Instructions to follow: Copy every line of the items below exactly as it appears, leaving out the pictures.

Entries supplied:
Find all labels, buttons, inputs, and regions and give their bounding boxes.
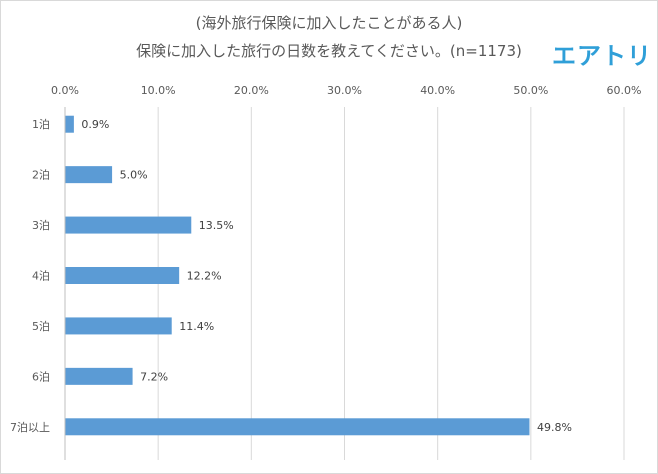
category-label: 5泊 xyxy=(32,320,50,333)
category-label: 2泊 xyxy=(32,169,50,182)
x-tick-label: 60.0% xyxy=(607,84,642,97)
x-tick-label: 20.0% xyxy=(234,84,269,97)
bar-5 xyxy=(65,317,172,335)
x-tick-label: 10.0% xyxy=(141,84,176,97)
data-label: 11.4% xyxy=(179,320,214,333)
category-label: 6泊 xyxy=(32,370,50,383)
airtrip-logo: エアトリ xyxy=(552,42,652,70)
data-label: 5.0% xyxy=(120,169,148,182)
x-tick-label: 40.0% xyxy=(420,84,455,97)
bar-2 xyxy=(65,166,113,184)
bar-1 xyxy=(65,115,74,133)
x-tick-label: 30.0% xyxy=(327,84,362,97)
category-label: 4泊 xyxy=(32,270,50,283)
bar-7 xyxy=(65,418,530,436)
x-tick-label: 0.0% xyxy=(51,84,79,97)
data-label: 49.8% xyxy=(537,421,572,434)
category-label: 1泊 xyxy=(32,118,50,131)
bar-4 xyxy=(65,267,180,284)
data-label: 0.9% xyxy=(81,118,109,131)
data-label: 12.2% xyxy=(187,270,222,283)
chart-title: 保険に加入した旅行の日数を教えてください。(n=1173) xyxy=(136,42,522,60)
category-label: 3泊 xyxy=(32,219,50,232)
chart-subtitle: (海外旅行保険に加入したことがある人) xyxy=(195,14,463,32)
category-label: 7泊以上 xyxy=(10,421,50,434)
data-label: 7.2% xyxy=(140,370,168,383)
bar-6 xyxy=(65,367,133,385)
x-tick-label: 50.0% xyxy=(513,84,548,97)
bar-3 xyxy=(65,216,192,234)
data-label: 13.5% xyxy=(199,219,234,232)
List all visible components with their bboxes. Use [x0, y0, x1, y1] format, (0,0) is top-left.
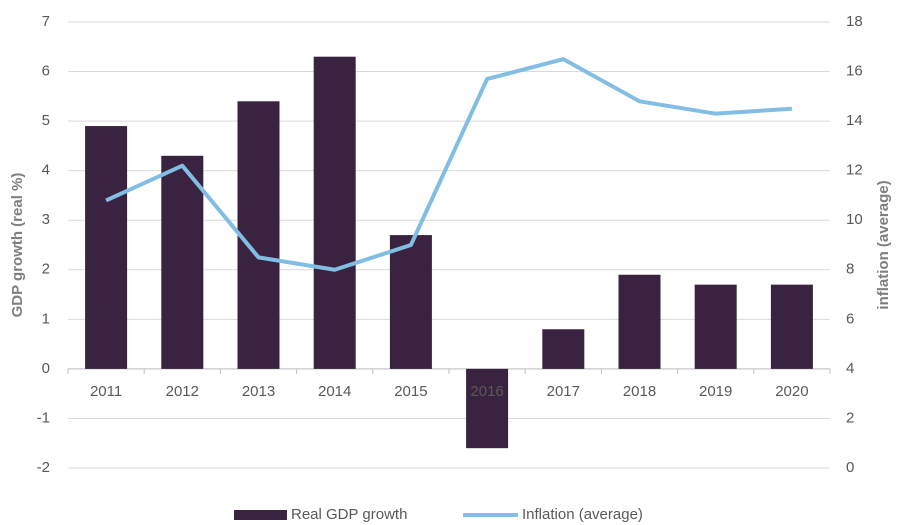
y-tick-label: 7 — [42, 13, 50, 30]
bar — [389, 235, 432, 369]
bar — [237, 101, 280, 369]
y2-tick-label: 2 — [846, 409, 854, 426]
y-tick-label: 2 — [42, 261, 50, 278]
x-tick-label: 2015 — [394, 383, 427, 400]
y2-tick-label: 14 — [846, 112, 863, 129]
legend-label: Inflation (average) — [522, 506, 643, 523]
x-tick-label: 2012 — [166, 383, 199, 400]
x-tick-label: 2016 — [470, 383, 503, 400]
y2-tick-label: 8 — [846, 261, 854, 278]
x-tick-label: 2011 — [90, 383, 122, 400]
x-tick-label: 2017 — [547, 383, 580, 400]
x-tick-label: 2014 — [318, 383, 351, 400]
y-tick-label: 5 — [42, 112, 50, 129]
bar — [85, 126, 128, 369]
x-tick-label: 2013 — [242, 383, 275, 400]
y2-axis-title: inflation (average) — [875, 180, 892, 309]
line — [105, 57, 793, 272]
y2-tick-label: 4 — [846, 360, 854, 377]
x-tick-label: 2020 — [775, 383, 808, 400]
bar — [161, 155, 204, 369]
y2-tick-label: 16 — [846, 63, 863, 80]
y2-tick-label: 6 — [846, 310, 854, 327]
bar — [770, 284, 813, 369]
y2-tick-label: 10 — [846, 211, 863, 228]
bar — [618, 274, 661, 369]
y-tick-label: 6 — [42, 63, 50, 80]
bar — [694, 284, 737, 369]
y-tick-label: -1 — [37, 409, 50, 426]
y-tick-label: -2 — [37, 459, 50, 476]
y-axis-title: GDP growth (real %) — [9, 173, 26, 318]
y2-tick-label: 12 — [846, 162, 863, 179]
y-tick-label: 4 — [42, 162, 50, 179]
y-tick-label: 0 — [42, 360, 50, 377]
bar — [466, 368, 509, 449]
x-tick-label: 2018 — [623, 383, 656, 400]
bar — [542, 329, 585, 369]
y-tick-label: 3 — [42, 211, 50, 228]
y-tick-label: 1 — [42, 310, 50, 327]
legend-swatch — [234, 510, 287, 520]
bar — [313, 56, 356, 369]
y2-tick-label: 0 — [846, 459, 854, 476]
y2-tick-label: 18 — [846, 13, 863, 30]
x-tick-label: 2019 — [699, 383, 732, 400]
legend-label: Real GDP growth — [291, 506, 407, 523]
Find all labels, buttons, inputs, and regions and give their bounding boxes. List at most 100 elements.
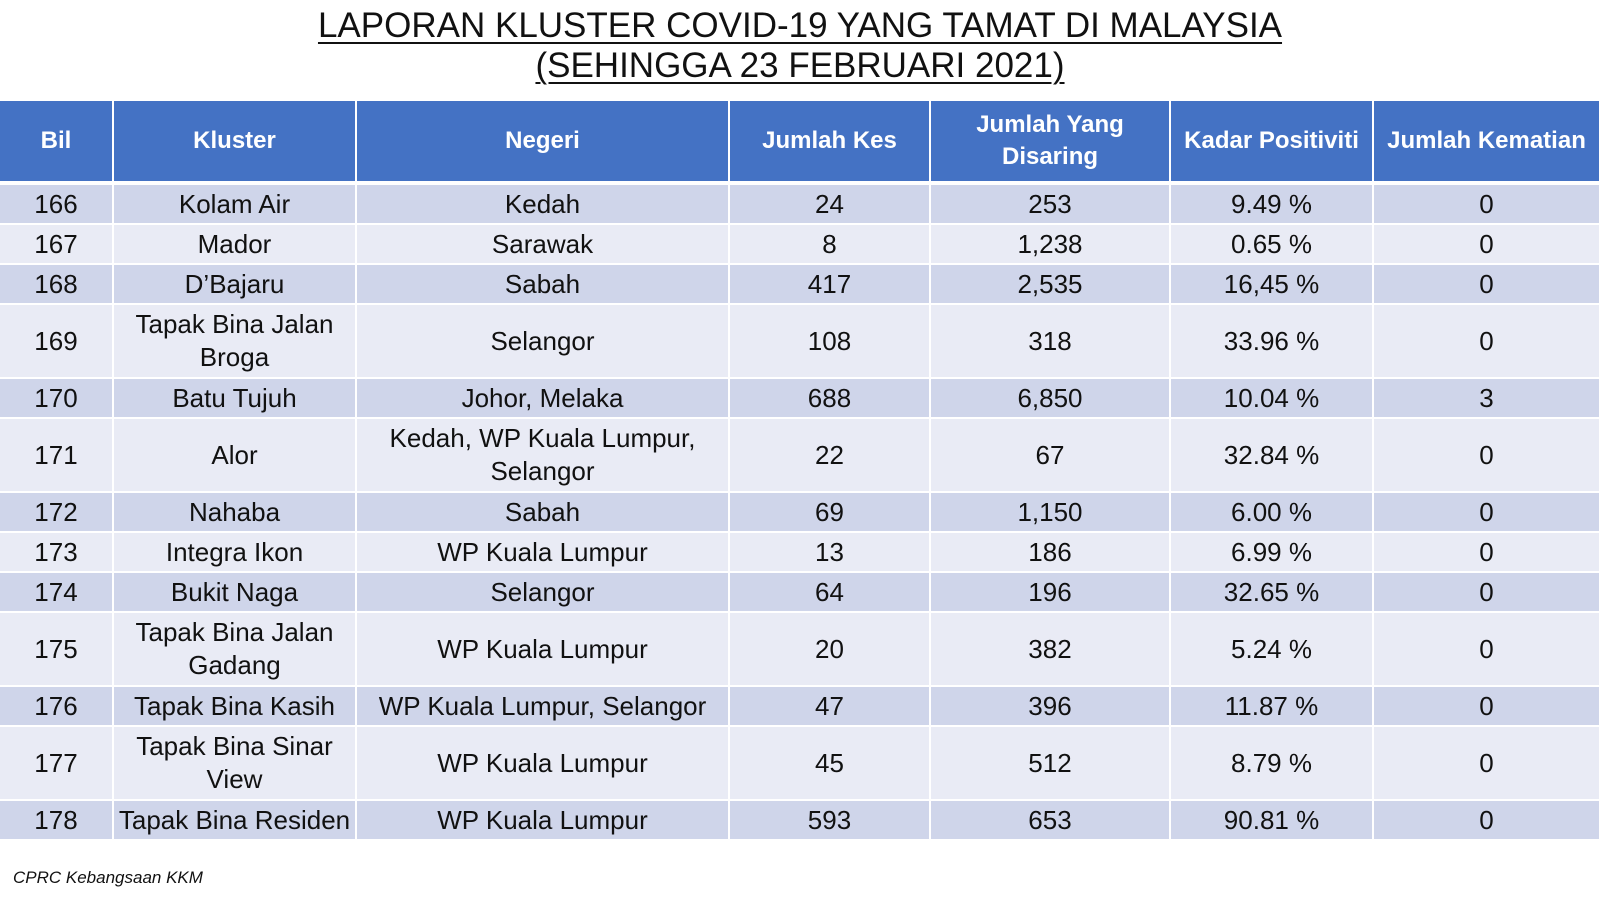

Result for this task:
Find all labels, buttons, inputs, and regions and give their bounding boxes.
category-label: 5泊 xyxy=(32,320,50,333)
category-label: 2泊 xyxy=(32,169,50,182)
x-tick-label: 60.0% xyxy=(607,84,642,97)
x-tick-label: 20.0% xyxy=(234,84,269,97)
bar-5 xyxy=(65,317,172,335)
x-tick-label: 10.0% xyxy=(141,84,176,97)
data-label: 11.4% xyxy=(179,320,214,333)
category-label: 6泊 xyxy=(32,370,50,383)
airtrip-logo: エアトリ xyxy=(552,42,652,70)
data-label: 5.0% xyxy=(120,169,148,182)
x-tick-label: 40.0% xyxy=(420,84,455,97)
bar-2 xyxy=(65,166,113,184)
bar-1 xyxy=(65,115,74,133)
x-tick-label: 30.0% xyxy=(327,84,362,97)
category-label: 4泊 xyxy=(32,270,50,283)
bar-7 xyxy=(65,418,530,436)
x-tick-label: 0.0% xyxy=(51,84,79,97)
data-label: 49.8% xyxy=(537,421,572,434)
category-label: 1泊 xyxy=(32,118,50,131)
bar-4 xyxy=(65,267,180,284)
data-label: 0.9% xyxy=(81,118,109,131)
data-label: 12.2% xyxy=(187,270,222,283)
chart-title: 保険に加入した旅行の日数を教えてください。(n=1173) xyxy=(136,42,522,60)
category-label: 3泊 xyxy=(32,219,50,232)
chart-subtitle: (海外旅行保険に加入したことがある人) xyxy=(195,14,463,32)
category-label: 7泊以上 xyxy=(10,421,50,434)
data-label: 7.2% xyxy=(140,370,168,383)
bar-6 xyxy=(65,367,133,385)
x-tick-label: 50.0% xyxy=(513,84,548,97)
bar-3 xyxy=(65,216,192,234)
data-label: 13.5% xyxy=(199,219,234,232)
List all visible components with their bboxes. Use [x0, y0, x1, y1] format, (0,0) is top-left.
y-tick-label: 7 — [42, 13, 50, 30]
bar — [389, 235, 432, 369]
bar — [237, 101, 280, 369]
y2-tick-label: 2 — [846, 409, 854, 426]
y-tick-label: 2 — [42, 261, 50, 278]
x-tick-label: 2015 — [394, 383, 427, 400]
y2-tick-label: 14 — [846, 112, 863, 129]
legend-label: Inflation (average) — [522, 506, 643, 523]
x-tick-label: 2012 — [166, 383, 199, 400]
x-tick-label: 2016 — [470, 383, 503, 400]
y2-tick-label: 8 — [846, 261, 854, 278]
x-tick-label: 2011 — [90, 383, 122, 400]
x-tick-label: 2017 — [547, 383, 580, 400]
x-tick-label: 2014 — [318, 383, 351, 400]
y-tick-label: 5 — [42, 112, 50, 129]
bar — [85, 126, 128, 369]
x-tick-label: 2013 — [242, 383, 275, 400]
y2-axis-title: inflation (average) — [875, 180, 892, 309]
line — [105, 57, 793, 272]
y2-tick-label: 4 — [846, 360, 854, 377]
x-tick-label: 2020 — [775, 383, 808, 400]
bar — [161, 155, 204, 369]
y2-tick-label: 16 — [846, 63, 863, 80]
y2-tick-label: 6 — [846, 310, 854, 327]
bar — [770, 284, 813, 369]
y2-tick-label: 10 — [846, 211, 863, 228]
bar — [618, 274, 661, 369]
y-tick-label: 6 — [42, 63, 50, 80]
bar — [694, 284, 737, 369]
y-tick-label: -1 — [37, 409, 50, 426]
y-tick-label: -2 — [37, 459, 50, 476]
y-axis-title: GDP growth (real %) — [9, 173, 26, 318]
y2-tick-label: 12 — [846, 162, 863, 179]
y-tick-label: 4 — [42, 162, 50, 179]
y-tick-label: 0 — [42, 360, 50, 377]
bar — [466, 368, 509, 449]
x-tick-label: 2018 — [623, 383, 656, 400]
bar — [542, 329, 585, 369]
y-tick-label: 3 — [42, 211, 50, 228]
y-tick-label: 1 — [42, 310, 50, 327]
legend-swatch — [234, 510, 287, 520]
bar — [313, 56, 356, 369]
y2-tick-label: 0 — [846, 459, 854, 476]
y2-tick-label: 18 — [846, 13, 863, 30]
x-tick-label: 2019 — [699, 383, 732, 400]
legend-label: Real GDP growth — [291, 506, 407, 523]
Find all labels, buttons, inputs, and regions and give their bounding boxes. List at most 100 elements.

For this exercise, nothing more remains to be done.